# Instruction:
Each line that follows is to be retyped exactly.

(Dataset items)
|---|

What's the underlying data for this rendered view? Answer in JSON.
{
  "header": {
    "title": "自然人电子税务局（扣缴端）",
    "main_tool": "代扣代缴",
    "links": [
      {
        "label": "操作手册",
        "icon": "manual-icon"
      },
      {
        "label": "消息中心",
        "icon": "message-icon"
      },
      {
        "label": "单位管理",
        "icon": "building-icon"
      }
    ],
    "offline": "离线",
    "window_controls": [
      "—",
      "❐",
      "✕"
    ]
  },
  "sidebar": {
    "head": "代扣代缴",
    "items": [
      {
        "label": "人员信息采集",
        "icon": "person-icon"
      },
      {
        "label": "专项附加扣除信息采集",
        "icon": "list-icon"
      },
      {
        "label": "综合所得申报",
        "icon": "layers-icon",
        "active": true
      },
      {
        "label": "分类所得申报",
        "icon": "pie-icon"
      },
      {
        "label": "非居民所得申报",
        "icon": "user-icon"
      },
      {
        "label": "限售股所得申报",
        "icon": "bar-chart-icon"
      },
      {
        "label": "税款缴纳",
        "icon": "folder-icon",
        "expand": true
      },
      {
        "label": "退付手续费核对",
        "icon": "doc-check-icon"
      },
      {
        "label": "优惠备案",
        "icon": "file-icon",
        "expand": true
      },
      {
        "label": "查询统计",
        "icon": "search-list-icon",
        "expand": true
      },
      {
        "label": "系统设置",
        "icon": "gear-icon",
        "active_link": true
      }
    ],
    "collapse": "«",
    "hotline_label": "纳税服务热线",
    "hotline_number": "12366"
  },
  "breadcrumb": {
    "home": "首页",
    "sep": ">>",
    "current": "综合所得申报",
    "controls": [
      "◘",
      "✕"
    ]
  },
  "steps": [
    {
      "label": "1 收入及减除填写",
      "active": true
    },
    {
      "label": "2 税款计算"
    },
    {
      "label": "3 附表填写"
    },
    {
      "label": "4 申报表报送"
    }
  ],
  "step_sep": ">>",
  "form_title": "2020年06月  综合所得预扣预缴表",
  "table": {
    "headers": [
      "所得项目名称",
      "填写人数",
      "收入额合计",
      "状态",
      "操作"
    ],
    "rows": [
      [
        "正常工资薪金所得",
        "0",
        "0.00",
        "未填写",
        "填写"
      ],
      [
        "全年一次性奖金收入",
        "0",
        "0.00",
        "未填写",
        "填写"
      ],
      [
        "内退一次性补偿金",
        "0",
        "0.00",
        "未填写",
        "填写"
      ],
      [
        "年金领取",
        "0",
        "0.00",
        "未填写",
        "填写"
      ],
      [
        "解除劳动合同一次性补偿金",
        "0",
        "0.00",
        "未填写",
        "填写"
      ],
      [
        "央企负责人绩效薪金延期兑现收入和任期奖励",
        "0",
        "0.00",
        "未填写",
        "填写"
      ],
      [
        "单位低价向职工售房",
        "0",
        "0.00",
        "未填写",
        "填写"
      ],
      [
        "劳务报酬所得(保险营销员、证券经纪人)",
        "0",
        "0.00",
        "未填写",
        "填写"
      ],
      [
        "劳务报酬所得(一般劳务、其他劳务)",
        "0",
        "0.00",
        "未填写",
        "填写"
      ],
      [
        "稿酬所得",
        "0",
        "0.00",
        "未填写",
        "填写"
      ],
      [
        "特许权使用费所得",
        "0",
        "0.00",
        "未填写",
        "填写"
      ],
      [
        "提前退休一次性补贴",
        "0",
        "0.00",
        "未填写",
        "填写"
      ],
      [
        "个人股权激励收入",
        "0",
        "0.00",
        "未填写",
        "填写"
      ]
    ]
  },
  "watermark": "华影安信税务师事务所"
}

|---|

# Output of the exercise:
What's the underlying data for this rendered view? Answer in JSON.
{
  "header": {
    "title": "自然人电子税务局（扣缴端）",
    "main_tool": "代扣代缴",
    "links": [
      {
        "label": "操作手册",
        "icon": "manual-icon"
      },
      {
        "label": "消息中心",
        "icon": "message-icon"
      },
      {
        "label": "单位管理",
        "icon": "building-icon"
      }
    ],
    "offline": "离线",
    "window_controls": [
      "—",
      "❐",
      "✕"
    ]
  },
  "sidebar": {
    "head": "代扣代缴",
    "items": [
      {
        "label": "人员信息采集",
        "icon": "person-icon"
      },
      {
        "label": "专项附加扣除信息采集",
        "icon": "list-icon"
      },
      {
        "label": "综合所得申报",
        "icon": "layers-icon",
        "active": true
      },
      {
        "label": "分类所得申报",
        "icon": "pie-icon"
      },
      {
        "label": "非居民所得申报",
        "icon": "user-icon"
      },
      {
        "label": "限售股所得申报",
        "icon": "bar-chart-icon"
      },
      {
        "label": "税款缴纳",
        "icon": "folder-icon",
        "expand": true
      },
      {
        "label": "退付手续费核对",
        "icon": "doc-check-icon"
      },
      {
        "label": "优惠备案",
        "icon": "file-icon",
        "expand": true
      },
      {
        "label": "查询统计",
        "icon": "search-list-icon",
        "expand": true
      },
      {
        "label": "系统设置",
        "icon": "gear-icon",
        "active_link": true
      }
    ],
    "collapse": "«",
    "hotline_label": "纳税服务热线",
    "hotline_number": "12366"
  },
  "breadcrumb": {
    "home": "首页",
    "sep": ">>",
    "current": "综合所得申报",
    "controls": [
      "◘",
      "✕"
    ]
  },
  "steps": [
    {
      "label": "1 收入及减除填写",
      "active": true
    },
    {
      "label": "2 税款计算"
    },
    {
      "label": "3 附表填写"
    },
    {
      "label": "4 申报表报送"
    }
  ],
  "step_sep": ">>",
  "form_title": "2020年06月  综合所得预扣预缴表",
  "table": {
    "headers": [
      "所得项目名称",
      "填写人数",
      "收入额合计",
      "状态",
      "操作"
    ],
    "rows": [
      [
        "正常工资薪金所得",
        "0",
        "0.00",
        "未填写",
        "填写"
      ],
      [
        "全年一次性奖金收入",
        "0",
        "0.00",
        "未填写",
        "填写"
      ],
      [
        "内退一次性补偿金",
        "0",
        "0.00",
        "未填写",
        "填写"
      ],
      [
        "年金领取",
        "0",
        "0.00",
        "未填写",
        "填写"
      ],
      [
        "解除劳动合同一次性补偿金",
        "0",
        "0.00",
        "未填写",
        "填写"
      ],
      [
        "央企负责人绩效薪金延期兑现收入和任期奖励",
        "0",
        "0.00",
        "未填写",
        "填写"
      ],
      [
        "单位低价向职工售房",
        "0",
        "0.00",
        "未填写",
        "填写"
      ],
      [
        "劳务报酬所得(保险营销员、证券经纪人)",
        "0",
        "0.00",
        "未填写",
        "填写"
      ],
      [
        "劳务报酬所得(一般劳务、其他劳务)",
        "0",
        "0.00",
        "未填写",
        "填写"
      ],
      [
        "稿酬所得",
        "0",
        "0.00",
        "未填写",
        "填写"
      ],
      [
        "特许权使用费所得",
        "0",
        "0.00",
        "未填写",
        "填写"
      ],
      [
        "提前退休一次性补贴",
        "0",
        "0.00",
        "未填写",
        "填写"
      ],
      [
        "个人股权激励收入",
        "0",
        "0.00",
        "未填写",
        "填写"
      ]
    ]
  },
  "watermark": "华影安信税务师事务所"
}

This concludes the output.